## Description of the task
Transcribe the whole listing without a single picture.

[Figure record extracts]
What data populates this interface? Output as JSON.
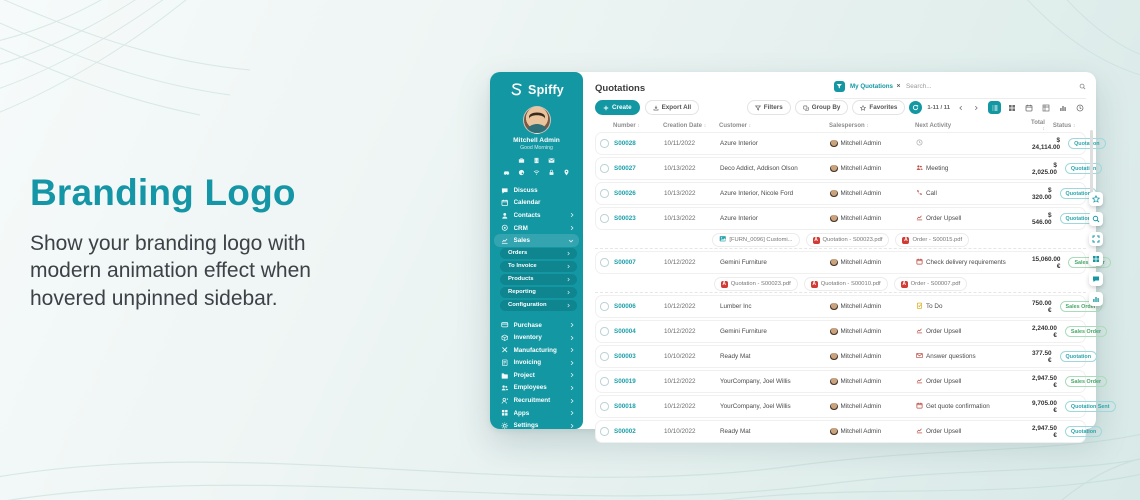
{
  "hero": {
    "title": "Branding Logo",
    "description": "Show your branding logo with modern animation effect when hovered unpinned sidebar."
  },
  "colors": {
    "accent_teal": "#1397a3",
    "heading_teal": "#1596a6",
    "status_quotation": "#2ba6ae",
    "status_sales_order": "#47a869",
    "pdf_red": "#d23b35",
    "todo_amber": "#d7a400",
    "activity_red": "#b8443a"
  },
  "sidebar": {
    "logo_text": "Spiffy",
    "logo_icon": "spiffy-s-icon",
    "user_name": "Mitchell Admin",
    "greeting": "Good Morning",
    "quick_icons_row1": [
      "briefcase",
      "building",
      "mail"
    ],
    "quick_icons_row2": [
      "car",
      "palette",
      "wifi",
      "lock",
      "pin"
    ],
    "menu_top": [
      {
        "label": "Discuss",
        "icon": "chat",
        "chevron": null,
        "active": false
      },
      {
        "label": "Calendar",
        "icon": "calendar",
        "chevron": null,
        "active": false
      },
      {
        "label": "Contacts",
        "icon": "contact",
        "chevron": "right",
        "active": false
      },
      {
        "label": "CRM",
        "icon": "crm",
        "chevron": "right",
        "active": false
      },
      {
        "label": "Sales",
        "icon": "sales",
        "chevron": "down",
        "active": true
      }
    ],
    "sales_children": [
      {
        "label": "Orders"
      },
      {
        "label": "To Invoice"
      },
      {
        "label": "Products"
      },
      {
        "label": "Reporting"
      },
      {
        "label": "Configuration"
      }
    ],
    "menu_lower": [
      {
        "label": "Purchase",
        "icon": "purchase",
        "chevron": "right"
      },
      {
        "label": "Inventory",
        "icon": "inventory",
        "chevron": "right"
      },
      {
        "label": "Manufacturing",
        "icon": "manufacturing",
        "chevron": "right"
      },
      {
        "label": "Invoicing",
        "icon": "invoicing",
        "chevron": "right"
      },
      {
        "label": "Project",
        "icon": "project",
        "chevron": "right"
      },
      {
        "label": "Employees",
        "icon": "employees",
        "chevron": "right"
      },
      {
        "label": "Recruitment",
        "icon": "recruitment",
        "chevron": "right"
      },
      {
        "label": "Apps",
        "icon": "apps",
        "chevron": "right"
      },
      {
        "label": "Settings",
        "icon": "settings",
        "chevron": "right"
      }
    ]
  },
  "topbar": {
    "title": "Quotations",
    "filter_chip": "My Quotations",
    "search_placeholder": "Search...",
    "create_label": "Create",
    "export_label": "Export All",
    "filters_label": "Filters",
    "groupby_label": "Group By",
    "favorites_label": "Favorites",
    "pagination": "1-11 / 11",
    "views": [
      {
        "icon": "list",
        "active": true
      },
      {
        "icon": "kanban",
        "active": false
      },
      {
        "icon": "calendar",
        "active": false
      },
      {
        "icon": "pivot",
        "active": false
      },
      {
        "icon": "bars",
        "active": false
      },
      {
        "icon": "clock",
        "active": false
      }
    ]
  },
  "table": {
    "headers": [
      {
        "label": "Number",
        "sortable": true
      },
      {
        "label": "Creation Date",
        "sortable": true
      },
      {
        "label": "Customer",
        "sortable": true
      },
      {
        "label": "Salesperson",
        "sortable": true
      },
      {
        "label": "Next Activity",
        "sortable": false
      },
      {
        "label": "Total",
        "sortable": true
      },
      {
        "label": "Status",
        "sortable": true
      }
    ],
    "rows": [
      {
        "number": "S00028",
        "date": "10/11/2022",
        "customer": "Azure Interior",
        "salesperson": "Mitchell Admin",
        "activity": "",
        "activity_icon": "clock",
        "activity_color": "#a9a9a9",
        "total": "$ 24,114.00",
        "status": "Quotation",
        "status_type": "quotation"
      },
      {
        "number": "S00027",
        "date": "10/13/2022",
        "customer": "Deco Addict, Addison Olson",
        "salesperson": "Mitchell Admin",
        "activity": "Meeting",
        "activity_icon": "people",
        "activity_color": "#b8443a",
        "total": "$ 2,025.00",
        "status": "Quotation",
        "status_type": "quotation"
      },
      {
        "number": "S00026",
        "date": "10/13/2022",
        "customer": "Azure Interior, Nicole Ford",
        "salesperson": "Mitchell Admin",
        "activity": "Call",
        "activity_icon": "phone",
        "activity_color": "#b8443a",
        "total": "$ 320.00",
        "status": "Quotation",
        "status_type": "quotation"
      },
      {
        "number": "S00023",
        "date": "10/13/2022",
        "customer": "Azure Interior",
        "salesperson": "Mitchell Admin",
        "activity": "Order Upsell",
        "activity_icon": "chart-up",
        "activity_color": "#b8443a",
        "total": "$ 546.00",
        "status": "Quotation",
        "status_type": "quotation",
        "attachments": [
          {
            "icon": "image",
            "label": "[FURN_0096] Customi..."
          },
          {
            "icon": "pdf",
            "label": "Quotation - S00023.pdf"
          },
          {
            "icon": "pdf",
            "label": "Order - S00015.pdf"
          }
        ]
      },
      {
        "number": "S00007",
        "date": "10/12/2022",
        "customer": "Gemini Furniture",
        "salesperson": "Mitchell Admin",
        "activity": "Check delivery requirements",
        "activity_icon": "calendar",
        "activity_color": "#b8443a",
        "total": "15,060.00 €",
        "status": "Sales Order",
        "status_type": "sales-order",
        "attachments": [
          {
            "icon": "pdf",
            "label": "Quotation - S00023.pdf"
          },
          {
            "icon": "pdf",
            "label": "Quotation - S00010.pdf"
          },
          {
            "icon": "pdf",
            "label": "Order - S00007.pdf"
          }
        ]
      },
      {
        "number": "S00006",
        "date": "10/12/2022",
        "customer": "Lumber Inc",
        "salesperson": "Mitchell Admin",
        "activity": "To Do",
        "activity_icon": "todo",
        "activity_color": "#d7a400",
        "total": "750.00 €",
        "status": "Sales Order",
        "status_type": "sales-order"
      },
      {
        "number": "S00004",
        "date": "10/12/2022",
        "customer": "Gemini Furniture",
        "salesperson": "Mitchell Admin",
        "activity": "Order Upsell",
        "activity_icon": "chart-up",
        "activity_color": "#b8443a",
        "total": "2,240.00 €",
        "status": "Sales Order",
        "status_type": "sales-order"
      },
      {
        "number": "S00003",
        "date": "10/10/2022",
        "customer": "Ready Mat",
        "salesperson": "Mitchell Admin",
        "activity": "Answer questions",
        "activity_icon": "envelope",
        "activity_color": "#b8443a",
        "total": "377.50 €",
        "status": "Quotation",
        "status_type": "quotation"
      },
      {
        "number": "S00019",
        "date": "10/12/2022",
        "customer": "YourCompany, Joel Willis",
        "salesperson": "Mitchell Admin",
        "activity": "Order Upsell",
        "activity_icon": "chart-up",
        "activity_color": "#b8443a",
        "total": "2,947.50 €",
        "status": "Sales Order",
        "status_type": "sales-order"
      },
      {
        "number": "S00018",
        "date": "10/12/2022",
        "customer": "YourCompany, Joel Willis",
        "salesperson": "Mitchell Admin",
        "activity": "Get quote confirmation",
        "activity_icon": "calendar",
        "activity_color": "#b8443a",
        "total": "9,705.00 €",
        "status": "Quotation Sent",
        "status_type": "quotation-sent"
      },
      {
        "number": "S00002",
        "date": "10/10/2022",
        "customer": "Ready Mat",
        "salesperson": "Mitchell Admin",
        "activity": "Order Upsell",
        "activity_icon": "chart-up",
        "activity_color": "#b8443a",
        "total": "2,947.50 €",
        "status": "Quotation",
        "status_type": "quotation"
      }
    ]
  },
  "right_toolbar": [
    "star",
    "search",
    "expand",
    "kanban",
    "chat",
    "bars"
  ]
}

## Solution to the problem
What data populates this interface? Output as JSON.
{
  "hero": {
    "title": "Branding Logo",
    "description": "Show your branding logo with modern animation effect when hovered unpinned sidebar."
  },
  "colors": {
    "accent_teal": "#1397a3",
    "heading_teal": "#1596a6",
    "status_quotation": "#2ba6ae",
    "status_sales_order": "#47a869",
    "pdf_red": "#d23b35",
    "todo_amber": "#d7a400",
    "activity_red": "#b8443a"
  },
  "sidebar": {
    "logo_text": "Spiffy",
    "logo_icon": "spiffy-s-icon",
    "user_name": "Mitchell Admin",
    "greeting": "Good Morning",
    "quick_icons_row1": [
      "briefcase",
      "building",
      "mail"
    ],
    "quick_icons_row2": [
      "car",
      "palette",
      "wifi",
      "lock",
      "pin"
    ],
    "menu_top": [
      {
        "label": "Discuss",
        "icon": "chat",
        "chevron": null,
        "active": false
      },
      {
        "label": "Calendar",
        "icon": "calendar",
        "chevron": null,
        "active": false
      },
      {
        "label": "Contacts",
        "icon": "contact",
        "chevron": "right",
        "active": false
      },
      {
        "label": "CRM",
        "icon": "crm",
        "chevron": "right",
        "active": false
      },
      {
        "label": "Sales",
        "icon": "sales",
        "chevron": "down",
        "active": true
      }
    ],
    "sales_children": [
      {
        "label": "Orders"
      },
      {
        "label": "To Invoice"
      },
      {
        "label": "Products"
      },
      {
        "label": "Reporting"
      },
      {
        "label": "Configuration"
      }
    ],
    "menu_lower": [
      {
        "label": "Purchase",
        "icon": "purchase",
        "chevron": "right"
      },
      {
        "label": "Inventory",
        "icon": "inventory",
        "chevron": "right"
      },
      {
        "label": "Manufacturing",
        "icon": "manufacturing",
        "chevron": "right"
      },
      {
        "label": "Invoicing",
        "icon": "invoicing",
        "chevron": "right"
      },
      {
        "label": "Project",
        "icon": "project",
        "chevron": "right"
      },
      {
        "label": "Employees",
        "icon": "employees",
        "chevron": "right"
      },
      {
        "label": "Recruitment",
        "icon": "recruitment",
        "chevron": "right"
      },
      {
        "label": "Apps",
        "icon": "apps",
        "chevron": "right"
      },
      {
        "label": "Settings",
        "icon": "settings",
        "chevron": "right"
      }
    ]
  },
  "topbar": {
    "title": "Quotations",
    "filter_chip": "My Quotations",
    "search_placeholder": "Search...",
    "create_label": "Create",
    "export_label": "Export All",
    "filters_label": "Filters",
    "groupby_label": "Group By",
    "favorites_label": "Favorites",
    "pagination": "1-11 / 11",
    "views": [
      {
        "icon": "list",
        "active": true
      },
      {
        "icon": "kanban",
        "active": false
      },
      {
        "icon": "calendar",
        "active": false
      },
      {
        "icon": "pivot",
        "active": false
      },
      {
        "icon": "bars",
        "active": false
      },
      {
        "icon": "clock",
        "active": false
      }
    ]
  },
  "table": {
    "headers": [
      {
        "label": "Number",
        "sortable": true
      },
      {
        "label": "Creation Date",
        "sortable": true
      },
      {
        "label": "Customer",
        "sortable": true
      },
      {
        "label": "Salesperson",
        "sortable": true
      },
      {
        "label": "Next Activity",
        "sortable": false
      },
      {
        "label": "Total",
        "sortable": true
      },
      {
        "label": "Status",
        "sortable": true
      }
    ],
    "rows": [
      {
        "number": "S00028",
        "date": "10/11/2022",
        "customer": "Azure Interior",
        "salesperson": "Mitchell Admin",
        "activity": "",
        "activity_icon": "clock",
        "activity_color": "#a9a9a9",
        "total": "$ 24,114.00",
        "status": "Quotation",
        "status_type": "quotation"
      },
      {
        "number": "S00027",
        "date": "10/13/2022",
        "customer": "Deco Addict, Addison Olson",
        "salesperson": "Mitchell Admin",
        "activity": "Meeting",
        "activity_icon": "people",
        "activity_color": "#b8443a",
        "total": "$ 2,025.00",
        "status": "Quotation",
        "status_type": "quotation"
      },
      {
        "number": "S00026",
        "date": "10/13/2022",
        "customer": "Azure Interior, Nicole Ford",
        "salesperson": "Mitchell Admin",
        "activity": "Call",
        "activity_icon": "phone",
        "activity_color": "#b8443a",
        "total": "$ 320.00",
        "status": "Quotation",
        "status_type": "quotation"
      },
      {
        "number": "S00023",
        "date": "10/13/2022",
        "customer": "Azure Interior",
        "salesperson": "Mitchell Admin",
        "activity": "Order Upsell",
        "activity_icon": "chart-up",
        "activity_color": "#b8443a",
        "total": "$ 546.00",
        "status": "Quotation",
        "status_type": "quotation",
        "attachments": [
          {
            "icon": "image",
            "label": "[FURN_0096] Customi..."
          },
          {
            "icon": "pdf",
            "label": "Quotation - S00023.pdf"
          },
          {
            "icon": "pdf",
            "label": "Order - S00015.pdf"
          }
        ]
      },
      {
        "number": "S00007",
        "date": "10/12/2022",
        "customer": "Gemini Furniture",
        "salesperson": "Mitchell Admin",
        "activity": "Check delivery requirements",
        "activity_icon": "calendar",
        "activity_color": "#b8443a",
        "total": "15,060.00 €",
        "status": "Sales Order",
        "status_type": "sales-order",
        "attachments": [
          {
            "icon": "pdf",
            "label": "Quotation - S00023.pdf"
          },
          {
            "icon": "pdf",
            "label": "Quotation - S00010.pdf"
          },
          {
            "icon": "pdf",
            "label": "Order - S00007.pdf"
          }
        ]
      },
      {
        "number": "S00006",
        "date": "10/12/2022",
        "customer": "Lumber Inc",
        "salesperson": "Mitchell Admin",
        "activity": "To Do",
        "activity_icon": "todo",
        "activity_color": "#d7a400",
        "total": "750.00 €",
        "status": "Sales Order",
        "status_type": "sales-order"
      },
      {
        "number": "S00004",
        "date": "10/12/2022",
        "customer": "Gemini Furniture",
        "salesperson": "Mitchell Admin",
        "activity": "Order Upsell",
        "activity_icon": "chart-up",
        "activity_color": "#b8443a",
        "total": "2,240.00 €",
        "status": "Sales Order",
        "status_type": "sales-order"
      },
      {
        "number": "S00003",
        "date": "10/10/2022",
        "customer": "Ready Mat",
        "salesperson": "Mitchell Admin",
        "activity": "Answer questions",
        "activity_icon": "envelope",
        "activity_color": "#b8443a",
        "total": "377.50 €",
        "status": "Quotation",
        "status_type": "quotation"
      },
      {
        "number": "S00019",
        "date": "10/12/2022",
        "customer": "YourCompany, Joel Willis",
        "salesperson": "Mitchell Admin",
        "activity": "Order Upsell",
        "activity_icon": "chart-up",
        "activity_color": "#b8443a",
        "total": "2,947.50 €",
        "status": "Sales Order",
        "status_type": "sales-order"
      },
      {
        "number": "S00018",
        "date": "10/12/2022",
        "customer": "YourCompany, Joel Willis",
        "salesperson": "Mitchell Admin",
        "activity": "Get quote confirmation",
        "activity_icon": "calendar",
        "activity_color": "#b8443a",
        "total": "9,705.00 €",
        "status": "Quotation Sent",
        "status_type": "quotation-sent"
      },
      {
        "number": "S00002",
        "date": "10/10/2022",
        "customer": "Ready Mat",
        "salesperson": "Mitchell Admin",
        "activity": "Order Upsell",
        "activity_icon": "chart-up",
        "activity_color": "#b8443a",
        "total": "2,947.50 €",
        "status": "Quotation",
        "status_type": "quotation"
      }
    ]
  },
  "right_toolbar": [
    "star",
    "search",
    "expand",
    "kanban",
    "chat",
    "bars"
  ]
}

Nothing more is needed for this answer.